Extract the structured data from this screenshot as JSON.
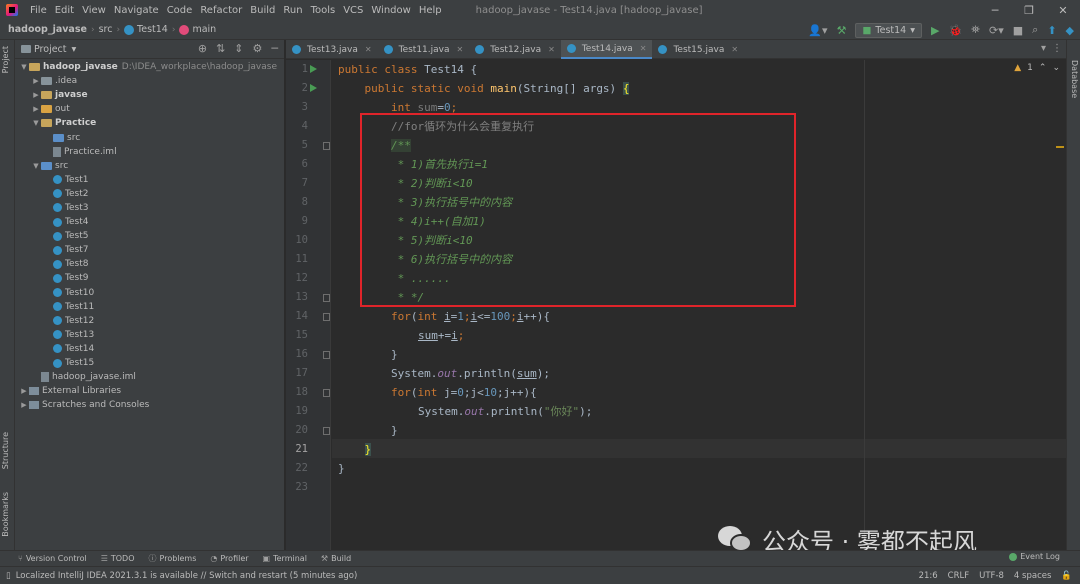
{
  "menubar": {
    "items": [
      "File",
      "Edit",
      "View",
      "Navigate",
      "Code",
      "Refactor",
      "Build",
      "Run",
      "Tools",
      "VCS",
      "Window",
      "Help"
    ],
    "window_title": "hadoop_javase - Test14.java [hadoop_javase]"
  },
  "navbar": {
    "project": "hadoop_javase",
    "folder": "src",
    "class": "Test14",
    "method": "main",
    "run_config": "Test14"
  },
  "project_panel": {
    "title": "Project",
    "tree": [
      {
        "label": "hadoop_javase",
        "extra": "D:\\IDEA_workplace\\hadoop_javase",
        "level": 0,
        "kind": "folder-yellow",
        "arrow": "down",
        "bold": true
      },
      {
        "label": ".idea",
        "level": 1,
        "kind": "folder",
        "arrow": "right"
      },
      {
        "label": "javase",
        "level": 1,
        "kind": "folder-yellow",
        "arrow": "right",
        "bold": true
      },
      {
        "label": "out",
        "level": 1,
        "kind": "folder-orange",
        "arrow": "right"
      },
      {
        "label": "Practice",
        "level": 1,
        "kind": "folder-yellow",
        "arrow": "down",
        "bold": true
      },
      {
        "label": "src",
        "level": 2,
        "kind": "folder-blue",
        "arrow": ""
      },
      {
        "label": "Practice.iml",
        "level": 2,
        "kind": "file",
        "arrow": ""
      },
      {
        "label": "src",
        "level": 1,
        "kind": "folder-blue",
        "arrow": "down"
      },
      {
        "label": "Test1",
        "level": 2,
        "kind": "class",
        "arrow": ""
      },
      {
        "label": "Test2",
        "level": 2,
        "kind": "class",
        "arrow": ""
      },
      {
        "label": "Test3",
        "level": 2,
        "kind": "class",
        "arrow": ""
      },
      {
        "label": "Test4",
        "level": 2,
        "kind": "class",
        "arrow": ""
      },
      {
        "label": "Test5",
        "level": 2,
        "kind": "class",
        "arrow": ""
      },
      {
        "label": "Test7",
        "level": 2,
        "kind": "class",
        "arrow": ""
      },
      {
        "label": "Test8",
        "level": 2,
        "kind": "class",
        "arrow": ""
      },
      {
        "label": "Test9",
        "level": 2,
        "kind": "class",
        "arrow": ""
      },
      {
        "label": "Test10",
        "level": 2,
        "kind": "class",
        "arrow": ""
      },
      {
        "label": "Test11",
        "level": 2,
        "kind": "class",
        "arrow": ""
      },
      {
        "label": "Test12",
        "level": 2,
        "kind": "class",
        "arrow": ""
      },
      {
        "label": "Test13",
        "level": 2,
        "kind": "class",
        "arrow": ""
      },
      {
        "label": "Test14",
        "level": 2,
        "kind": "class",
        "arrow": ""
      },
      {
        "label": "Test15",
        "level": 2,
        "kind": "class",
        "arrow": ""
      },
      {
        "label": "hadoop_javase.iml",
        "level": 1,
        "kind": "file",
        "arrow": ""
      },
      {
        "label": "External Libraries",
        "level": 0,
        "kind": "lib",
        "arrow": "right"
      },
      {
        "label": "Scratches and Consoles",
        "level": 0,
        "kind": "lib",
        "arrow": "right"
      }
    ]
  },
  "editor_tabs": [
    "Test13.java",
    "Test11.java",
    "Test12.java",
    "Test14.java",
    "Test15.java"
  ],
  "active_tab": "Test14.java",
  "editor": {
    "warning_count": "1",
    "line_numbers": [
      "1",
      "2",
      "3",
      "4",
      "5",
      "6",
      "7",
      "8",
      "9",
      "10",
      "11",
      "12",
      "13",
      "14",
      "15",
      "16",
      "17",
      "18",
      "19",
      "20",
      "21",
      "22",
      "23"
    ],
    "code": {
      "l1_kw": "public class ",
      "l1_name": "Test14 {",
      "l2_kw": "public static void ",
      "l2_mth": "main",
      "l2_rest": "(String[] args) ",
      "l2_brace": "{",
      "l3_kw": "int ",
      "l3_var": "sum",
      "l3_eq": "=",
      "l3_num": "0",
      "l3_semi": ";",
      "l4": "//for循环为什么会重复执行",
      "l5": "/**",
      "l6": " * 1)首先执行i=1",
      "l7": " * 2)判断i<10",
      "l8": " * 3)执行括号中的内容",
      "l9": " * 4)i++(自加1)",
      "l10": " * 5)判断i<10",
      "l11": " * 6)执行括号中的内容",
      "l12": " * ......",
      "l13": " * */",
      "l14_kw": "for",
      "l14_a": "(",
      "l14_kw2": "int ",
      "l14_i1": "i",
      "l14_b": "=",
      "l14_n1": "1",
      "l14_c": ";",
      "l14_i2": "i",
      "l14_d": "<=",
      "l14_n2": "100",
      "l14_e": ";",
      "l14_i3": "i",
      "l14_f": "++){",
      "l15_a": "sum",
      "l15_b": "+=",
      "l15_c": "i",
      "l15_d": ";",
      "l16": "}",
      "l17_a": "System.",
      "l17_out": "out",
      "l17_b": ".println(",
      "l17_c": "sum",
      "l17_d": ");",
      "l18_kw": "for",
      "l18_a": "(",
      "l18_kw2": "int ",
      "l18_b": "j=",
      "l18_n1": "0",
      "l18_c": ";j<",
      "l18_n2": "10",
      "l18_d": ";j++){",
      "l19_a": "System.",
      "l19_out": "out",
      "l19_b": ".println(",
      "l19_str": "\"你好\"",
      "l19_c": ");",
      "l20": "}",
      "l21": "}",
      "l22": "}"
    }
  },
  "left_strip": {
    "project": "Project",
    "structure": "Structure",
    "bookmarks": "Bookmarks"
  },
  "right_strip": {
    "database": "Database"
  },
  "bottom_tools": [
    "Version Control",
    "TODO",
    "Problems",
    "Profiler",
    "Terminal",
    "Build"
  ],
  "event_log": "Event Log",
  "status": {
    "message": "Localized IntelliJ IDEA 2021.3.1 is available // Switch and restart (5 minutes ago)",
    "position": "21:6",
    "line_sep": "CRLF",
    "encoding": "UTF-8",
    "indent": "4 spaces"
  },
  "watermark": {
    "text": "公众号 · 雾都不起风"
  },
  "colors": {
    "annotation_box": "#e0242a",
    "accent": "#4a88c7",
    "run_green": "#499c54"
  }
}
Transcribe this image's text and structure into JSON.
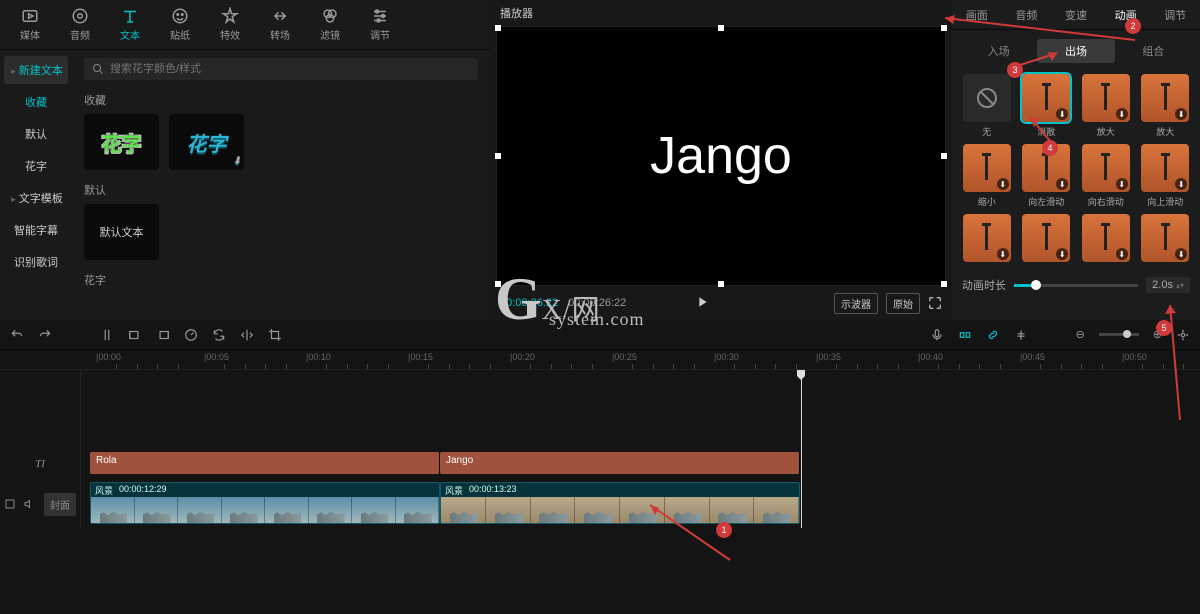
{
  "toolbar": [
    {
      "label": "媒体",
      "icon": "media"
    },
    {
      "label": "音频",
      "icon": "audio"
    },
    {
      "label": "文本",
      "icon": "text",
      "active": true
    },
    {
      "label": "贴纸",
      "icon": "sticker"
    },
    {
      "label": "特效",
      "icon": "effect"
    },
    {
      "label": "转场",
      "icon": "transition"
    },
    {
      "label": "滤镜",
      "icon": "filter"
    },
    {
      "label": "调节",
      "icon": "adjust"
    }
  ],
  "sidebar": [
    {
      "label": "新建文本",
      "active": true,
      "chev": true
    },
    {
      "label": "收藏",
      "accent": true
    },
    {
      "label": "默认"
    },
    {
      "label": "花字"
    },
    {
      "label": "文字模板",
      "chev": true
    },
    {
      "label": "智能字幕"
    },
    {
      "label": "识别歌词"
    }
  ],
  "search": {
    "placeholder": "搜索花字颜色/样式"
  },
  "sections": {
    "fav": "收藏",
    "def": "默认",
    "huazi": "花字"
  },
  "templates": {
    "hz1": "花字",
    "hz2": "花字",
    "def": "默认文本"
  },
  "preview": {
    "title": "播放器",
    "text": "Jango",
    "cur_time": "00:00:26:22",
    "total_time": "00:00:26:22",
    "btn_scope": "示波器",
    "btn_orig": "原始"
  },
  "right_tabs": [
    "画面",
    "音频",
    "变速",
    "动画",
    "调节"
  ],
  "right_active": 3,
  "sub_tabs": [
    "入场",
    "出场",
    "组合"
  ],
  "sub_active": 1,
  "anims": [
    {
      "label": "无",
      "none": true
    },
    {
      "label": "消散",
      "selected": true
    },
    {
      "label": "放大"
    },
    {
      "label": "放大"
    },
    {
      "label": "缩小"
    },
    {
      "label": "向左滑动"
    },
    {
      "label": "向右滑动"
    },
    {
      "label": "向上滑动"
    },
    {
      "label": ""
    },
    {
      "label": ""
    },
    {
      "label": ""
    },
    {
      "label": ""
    }
  ],
  "duration": {
    "label": "动画时长",
    "value": "2.0s"
  },
  "ruler_marks": [
    {
      "t": "00:00",
      "pct": 8
    },
    {
      "t": "00:05",
      "pct": 17
    },
    {
      "t": "00:10",
      "pct": 25.5
    },
    {
      "t": "00:15",
      "pct": 34
    },
    {
      "t": "00:20",
      "pct": 42.5
    },
    {
      "t": "00:25",
      "pct": 51
    },
    {
      "t": "00:30",
      "pct": 59.5
    },
    {
      "t": "00:35",
      "pct": 68
    },
    {
      "t": "00:40",
      "pct": 76.5
    },
    {
      "t": "00:45",
      "pct": 85
    },
    {
      "t": "00:50",
      "pct": 93.5
    }
  ],
  "text_clips": [
    {
      "name": "Rola"
    },
    {
      "name": "Jango"
    }
  ],
  "video_clips": [
    {
      "name": "风景",
      "time": "00:00:12:29"
    },
    {
      "name": "风景",
      "time": "00:00:13:23"
    }
  ],
  "cover": "封面",
  "watermark": {
    "g": "G",
    "top": "X/网",
    "sub": "system.com"
  }
}
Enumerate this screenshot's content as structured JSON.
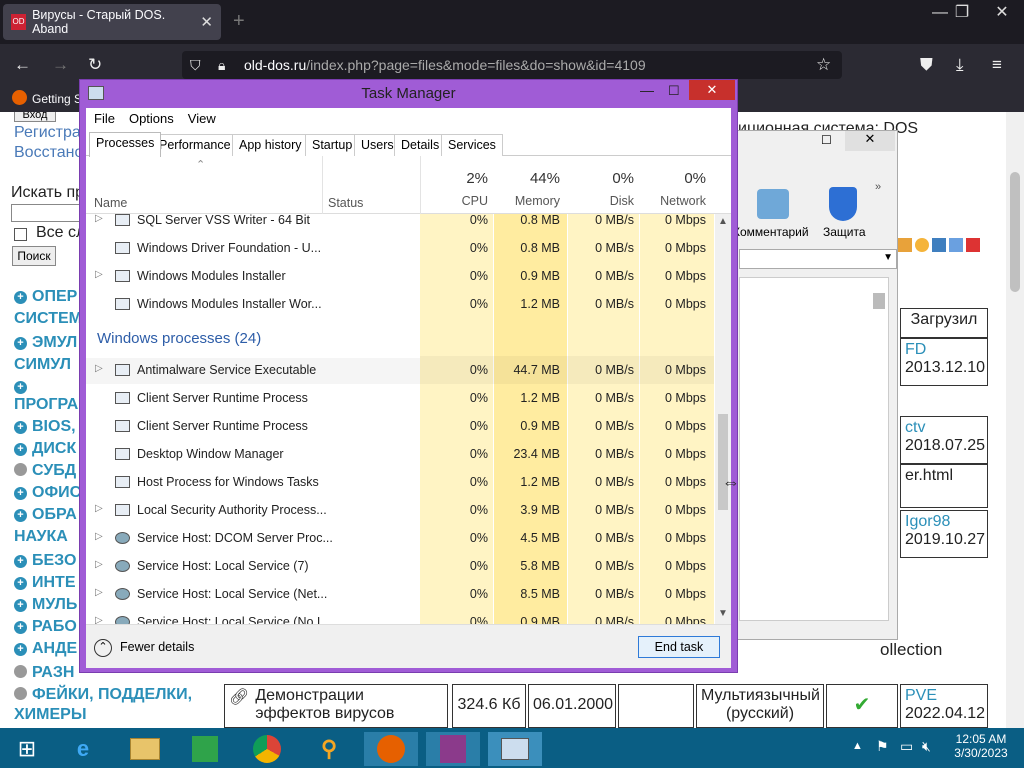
{
  "browser": {
    "tab_title": "Вирусы - Старый DOS. Aband",
    "url_host": "old-dos.ru",
    "url_path": "/index.php?page=files&mode=files&do=show&id=4109",
    "bookmark": "Getting S"
  },
  "page": {
    "login_button": "Вход",
    "register": "Регистра",
    "restore": "Восстано",
    "search_label": "Искать пр",
    "all_label": "Все сл",
    "search_button": "Поиск",
    "partial_top": "иционная система: DOS",
    "menu": [
      {
        "icon": "plus",
        "text": "ОПЕР"
      },
      {
        "icon": "none",
        "text": "СИСТЕМ"
      },
      {
        "icon": "plus",
        "text": "ЭМУЛ"
      },
      {
        "icon": "none",
        "text": "СИМУЛ"
      },
      {
        "icon": "plus",
        "text": ""
      },
      {
        "icon": "none",
        "text": "ПРОГРА"
      },
      {
        "icon": "plus",
        "text": "BIOS,"
      },
      {
        "icon": "plus",
        "text": "ДИСК"
      },
      {
        "icon": "dot",
        "text": "СУБД"
      },
      {
        "icon": "plus",
        "text": "ОФИС"
      },
      {
        "icon": "plus",
        "text": "ОБРА"
      },
      {
        "icon": "none",
        "text": "НАУКА"
      },
      {
        "icon": "plus",
        "text": "БЕЗО"
      },
      {
        "icon": "plus",
        "text": "ИНТЕ"
      },
      {
        "icon": "plus",
        "text": "МУЛЬ"
      },
      {
        "icon": "plus",
        "text": "РАБО"
      },
      {
        "icon": "plus",
        "text": "АНДЕ"
      },
      {
        "icon": "dot",
        "text": "РАЗН"
      },
      {
        "icon": "dot",
        "text": "ФЕЙКИ, ПОДДЕЛКИ,"
      },
      {
        "icon": "none",
        "text": "ХИМЕРЫ"
      }
    ],
    "uploaded_header": "Загрузил",
    "uploads": [
      {
        "user": "FD",
        "date": "2013.12.10"
      },
      {
        "user": "ctv",
        "date": "2018.07.25"
      },
      {
        "user": "Igor98",
        "date": "2019.10.27"
      }
    ],
    "html_fragment": "er.html",
    "collection_fragment": "ollection",
    "demo_row": {
      "name": "Демонстрации эффектов вирусов",
      "size": "324.6 Кб",
      "date": "06.01.2000",
      "language": "Мультиязычный (русский)",
      "user": "PVE",
      "user_date": "2022.04.12"
    },
    "toolbar_comment": "Комментарий",
    "toolbar_protect": "Защита"
  },
  "taskmanager": {
    "title": "Task Manager",
    "menu": [
      "File",
      "Options",
      "View"
    ],
    "tabs": [
      "Processes",
      "Performance",
      "App history",
      "Startup",
      "Users",
      "Details",
      "Services"
    ],
    "columns": {
      "name": "Name",
      "status": "Status",
      "cpu_pct": "2%",
      "cpu": "CPU",
      "mem_pct": "44%",
      "mem": "Memory",
      "disk_pct": "0%",
      "disk": "Disk",
      "net_pct": "0%",
      "net": "Network"
    },
    "group_label": "Windows processes (24)",
    "rows_top": [
      {
        "name": "SQL Server VSS Writer - 64 Bit",
        "expand": true,
        "cpu": "0%",
        "mem": "0.8 MB",
        "disk": "0 MB/s",
        "net": "0 Mbps"
      },
      {
        "name": "Windows Driver Foundation - U...",
        "expand": false,
        "cpu": "0%",
        "mem": "0.8 MB",
        "disk": "0 MB/s",
        "net": "0 Mbps"
      },
      {
        "name": "Windows Modules Installer",
        "expand": true,
        "cpu": "0%",
        "mem": "0.9 MB",
        "disk": "0 MB/s",
        "net": "0 Mbps"
      },
      {
        "name": "Windows Modules Installer Wor...",
        "expand": false,
        "cpu": "0%",
        "mem": "1.2 MB",
        "disk": "0 MB/s",
        "net": "0 Mbps"
      }
    ],
    "rows_win": [
      {
        "name": "Antimalware Service Executable",
        "expand": true,
        "icon": "box",
        "cpu": "0%",
        "mem": "44.7 MB",
        "disk": "0 MB/s",
        "net": "0 Mbps"
      },
      {
        "name": "Client Server Runtime Process",
        "expand": false,
        "icon": "box",
        "cpu": "0%",
        "mem": "1.2 MB",
        "disk": "0 MB/s",
        "net": "0 Mbps"
      },
      {
        "name": "Client Server Runtime Process",
        "expand": false,
        "icon": "box",
        "cpu": "0%",
        "mem": "0.9 MB",
        "disk": "0 MB/s",
        "net": "0 Mbps"
      },
      {
        "name": "Desktop Window Manager",
        "expand": false,
        "icon": "box",
        "cpu": "0%",
        "mem": "23.4 MB",
        "disk": "0 MB/s",
        "net": "0 Mbps"
      },
      {
        "name": "Host Process for Windows Tasks",
        "expand": false,
        "icon": "box",
        "cpu": "0%",
        "mem": "1.2 MB",
        "disk": "0 MB/s",
        "net": "0 Mbps"
      },
      {
        "name": "Local Security Authority Process...",
        "expand": true,
        "icon": "box",
        "cpu": "0%",
        "mem": "3.9 MB",
        "disk": "0 MB/s",
        "net": "0 Mbps"
      },
      {
        "name": "Service Host: DCOM Server Proc...",
        "expand": true,
        "icon": "gear",
        "cpu": "0%",
        "mem": "4.5 MB",
        "disk": "0 MB/s",
        "net": "0 Mbps"
      },
      {
        "name": "Service Host: Local Service (7)",
        "expand": true,
        "icon": "gear",
        "cpu": "0%",
        "mem": "5.8 MB",
        "disk": "0 MB/s",
        "net": "0 Mbps"
      },
      {
        "name": "Service Host: Local Service (Net...",
        "expand": true,
        "icon": "gear",
        "cpu": "0%",
        "mem": "8.5 MB",
        "disk": "0 MB/s",
        "net": "0 Mbps"
      },
      {
        "name": "Service Host: Local Service (No I...",
        "expand": true,
        "icon": "gear",
        "cpu": "0%",
        "mem": "0.9 MB",
        "disk": "0 MB/s",
        "net": "0 Mbps"
      }
    ],
    "fewer_details": "Fewer details",
    "end_task": "End task"
  },
  "taskbar": {
    "time": "12:05 AM",
    "date": "3/30/2023"
  },
  "colors": {
    "tm_frame": "#a05cd6",
    "heat": "#fff4c4",
    "heat_mem": "#ffeca0",
    "taskbar": "#0a5e84",
    "link_blue": "#2c5fa8"
  }
}
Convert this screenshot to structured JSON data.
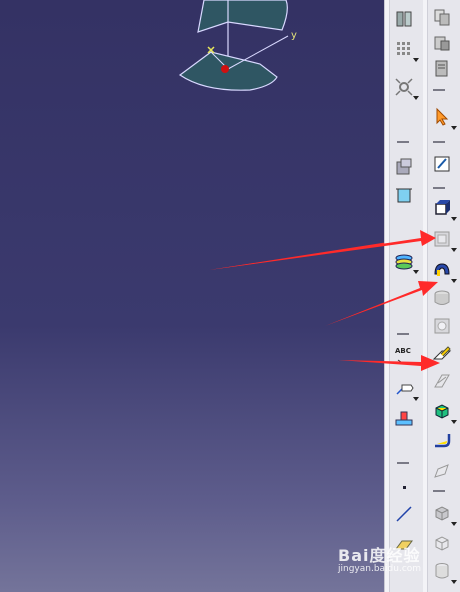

* * * *

- THE PROBLEM
From the records given above, copy all lines containing "this".

- RESULT OF THE EXERCISE
Extract the structured data from this screenshot as JSON.
Transcribe this image's text and structure into JSON.
Enumerate this screenshot's content as structured JSON.
Convert this screenshot to structured JSON data.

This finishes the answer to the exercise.